> [Excerpt provided]

According to the report, every session at the conference emphasized that AI is the most important driving force behind technological progress and product demand. The core message conveyed is: the momentum of AI infrastructure demand growth remains strong and is expanding from simple computing power competition to comprehensive upgrades in networking and optical technologies. The bank believes the following key trends are worth noting:

Google’s Ironwood TPU has made a significant leap in performance, rapidly narrowing the gap with Nvidia GPUs;

Meta expands the 100k+ GPU cluster scale, expected to increase 10-fold over the next decade;

Networking technology has become a key growth point for AI infrastructure, with Ethernet expanding into the Scale-up field;

Optical integration technology is developing rapidly to address power consumption constraints.

Google Ironwood TPU: Performance Leap Narrows Gap with GPUs

JPMorgan notes that Google unveiled the latest details of the Ironwood TPU (TPU v6) at the conference, demonstrating impressive performance improvements. Compared to the TPU v5p, Ironwood’s peak FLOPS performance has increased by about 10 times, with efficiency improving by 5.6 times.

> [Dataset excerpts]
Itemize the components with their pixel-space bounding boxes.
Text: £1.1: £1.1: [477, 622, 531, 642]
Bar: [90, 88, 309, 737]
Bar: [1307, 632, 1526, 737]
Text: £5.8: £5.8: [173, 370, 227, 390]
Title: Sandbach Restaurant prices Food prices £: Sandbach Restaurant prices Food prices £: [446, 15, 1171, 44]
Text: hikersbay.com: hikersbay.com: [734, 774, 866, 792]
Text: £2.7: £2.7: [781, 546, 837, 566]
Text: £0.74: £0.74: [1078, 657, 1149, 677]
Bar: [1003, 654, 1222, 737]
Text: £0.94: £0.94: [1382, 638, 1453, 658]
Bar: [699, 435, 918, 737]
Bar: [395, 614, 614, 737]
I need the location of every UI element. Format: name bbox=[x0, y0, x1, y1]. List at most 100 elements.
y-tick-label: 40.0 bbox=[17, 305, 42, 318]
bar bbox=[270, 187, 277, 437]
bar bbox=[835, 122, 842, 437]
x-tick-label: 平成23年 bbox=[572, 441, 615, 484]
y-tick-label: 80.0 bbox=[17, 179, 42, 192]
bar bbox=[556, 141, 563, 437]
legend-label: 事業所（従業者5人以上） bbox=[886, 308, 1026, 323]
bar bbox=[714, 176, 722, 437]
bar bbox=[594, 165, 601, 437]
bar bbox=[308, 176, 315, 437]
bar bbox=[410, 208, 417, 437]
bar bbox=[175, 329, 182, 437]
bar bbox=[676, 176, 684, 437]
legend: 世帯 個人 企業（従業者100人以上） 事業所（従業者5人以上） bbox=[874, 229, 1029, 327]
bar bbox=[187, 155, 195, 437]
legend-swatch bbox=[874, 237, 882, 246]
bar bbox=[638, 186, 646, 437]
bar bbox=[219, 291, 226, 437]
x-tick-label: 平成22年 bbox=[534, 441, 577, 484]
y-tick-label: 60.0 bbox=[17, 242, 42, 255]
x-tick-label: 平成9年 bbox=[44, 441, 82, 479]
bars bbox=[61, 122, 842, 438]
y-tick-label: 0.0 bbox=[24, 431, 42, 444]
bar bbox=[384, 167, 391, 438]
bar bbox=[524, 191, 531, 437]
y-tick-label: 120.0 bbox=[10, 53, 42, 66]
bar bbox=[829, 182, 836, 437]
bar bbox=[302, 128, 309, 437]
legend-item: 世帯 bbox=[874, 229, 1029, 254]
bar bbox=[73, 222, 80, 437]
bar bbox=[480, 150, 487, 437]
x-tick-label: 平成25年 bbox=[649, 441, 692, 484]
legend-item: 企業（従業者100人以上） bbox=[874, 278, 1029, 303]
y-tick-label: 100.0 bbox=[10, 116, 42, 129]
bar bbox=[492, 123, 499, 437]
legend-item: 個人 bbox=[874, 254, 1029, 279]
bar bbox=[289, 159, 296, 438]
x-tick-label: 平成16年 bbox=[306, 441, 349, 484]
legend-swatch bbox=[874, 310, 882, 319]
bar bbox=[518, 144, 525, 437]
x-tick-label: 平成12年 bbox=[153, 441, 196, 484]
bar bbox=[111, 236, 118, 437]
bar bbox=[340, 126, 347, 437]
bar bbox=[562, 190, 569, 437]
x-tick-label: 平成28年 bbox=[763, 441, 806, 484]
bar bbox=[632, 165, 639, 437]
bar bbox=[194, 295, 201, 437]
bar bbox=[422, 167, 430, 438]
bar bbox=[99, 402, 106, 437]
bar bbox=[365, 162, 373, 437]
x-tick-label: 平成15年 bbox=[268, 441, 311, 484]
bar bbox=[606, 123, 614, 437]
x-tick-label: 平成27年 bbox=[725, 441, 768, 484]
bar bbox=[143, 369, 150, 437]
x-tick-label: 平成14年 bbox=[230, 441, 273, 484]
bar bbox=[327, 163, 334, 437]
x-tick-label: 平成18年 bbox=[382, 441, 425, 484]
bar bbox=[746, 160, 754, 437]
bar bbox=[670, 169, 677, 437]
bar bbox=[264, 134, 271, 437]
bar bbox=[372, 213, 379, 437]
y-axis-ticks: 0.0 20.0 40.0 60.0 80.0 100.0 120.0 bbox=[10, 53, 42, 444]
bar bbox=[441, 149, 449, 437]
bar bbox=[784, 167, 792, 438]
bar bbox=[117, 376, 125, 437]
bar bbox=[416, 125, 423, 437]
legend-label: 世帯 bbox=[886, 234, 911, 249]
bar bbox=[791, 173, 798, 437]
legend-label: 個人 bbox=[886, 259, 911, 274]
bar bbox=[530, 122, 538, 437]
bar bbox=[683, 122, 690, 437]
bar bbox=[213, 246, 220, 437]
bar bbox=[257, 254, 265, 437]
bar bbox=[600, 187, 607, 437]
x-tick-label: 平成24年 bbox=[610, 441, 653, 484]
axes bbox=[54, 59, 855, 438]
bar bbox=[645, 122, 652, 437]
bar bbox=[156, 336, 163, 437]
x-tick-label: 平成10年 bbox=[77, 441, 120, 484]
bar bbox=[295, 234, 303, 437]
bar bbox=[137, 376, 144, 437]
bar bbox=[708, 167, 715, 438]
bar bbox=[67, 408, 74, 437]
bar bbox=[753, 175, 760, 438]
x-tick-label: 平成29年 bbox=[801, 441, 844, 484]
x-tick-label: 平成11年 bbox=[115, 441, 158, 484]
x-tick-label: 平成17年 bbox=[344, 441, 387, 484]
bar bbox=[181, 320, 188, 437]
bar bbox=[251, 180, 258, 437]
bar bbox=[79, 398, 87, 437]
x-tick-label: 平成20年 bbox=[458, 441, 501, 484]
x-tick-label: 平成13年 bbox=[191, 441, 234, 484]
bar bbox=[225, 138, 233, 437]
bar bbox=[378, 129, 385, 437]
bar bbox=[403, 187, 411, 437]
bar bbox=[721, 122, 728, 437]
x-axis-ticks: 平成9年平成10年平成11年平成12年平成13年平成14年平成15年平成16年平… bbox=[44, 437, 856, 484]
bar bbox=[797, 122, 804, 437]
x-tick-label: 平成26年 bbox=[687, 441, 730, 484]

> [Exercise instructions]
a – Retype the stretch of the AI infrastructure excerpt from "Google’s Ironwood TPU" through "power consumption constraints.".
b – Please echo the stretch of the listing from its first line through the line containing "bar bbox=[410, 208, 417, 437]".
The AI infrastructure excerpt and the listing have nothing to do with each other.

> [In response]
a –
Google’s Ironwood TPU has made a significant leap in performance, rapidly narrowing the gap with Nvidia GPUs;

Meta expands the 100k+ GPU cluster scale, expected to increase 10-fold over the next decade;

Networking technology has become a key growth point for AI infrastructure, with Ethernet expanding into the Scale-up field;

Optical integration technology is developing rapidly to address power consumption constraints.

b –
Itemize the components with their pixel-space bounding boxes.
Text: £1.1: £1.1: [477, 622, 531, 642]
Bar: [90, 88, 309, 737]
Bar: [1307, 632, 1526, 737]
Text: £5.8: £5.8: [173, 370, 227, 390]
Title: Sandbach Restaurant prices Food prices £: Sandbach Restaurant prices Food prices £: [446, 15, 1171, 44]
Text: hikersbay.com: hikersbay.com: [734, 774, 866, 792]
Text: £2.7: £2.7: [781, 546, 837, 566]
Text: £0.74: £0.74: [1078, 657, 1149, 677]
Bar: [1003, 654, 1222, 737]
Text: £0.94: £0.94: [1382, 638, 1453, 658]
Bar: [699, 435, 918, 737]
Bar: [395, 614, 614, 737]
I need the location of every UI element. Format: name bbox=[x0, y0, x1, y1]. List at most 100 elements.
y-tick-label: 40.0 bbox=[17, 305, 42, 318]
bar bbox=[270, 187, 277, 437]
bar bbox=[835, 122, 842, 437]
x-tick-label: 平成23年 bbox=[572, 441, 615, 484]
y-tick-label: 80.0 bbox=[17, 179, 42, 192]
bar bbox=[556, 141, 563, 437]
legend-label: 事業所（従業者5人以上） bbox=[886, 308, 1026, 323]
bar bbox=[714, 176, 722, 437]
bar bbox=[594, 165, 601, 437]
bar bbox=[308, 176, 315, 437]
bar bbox=[410, 208, 417, 437]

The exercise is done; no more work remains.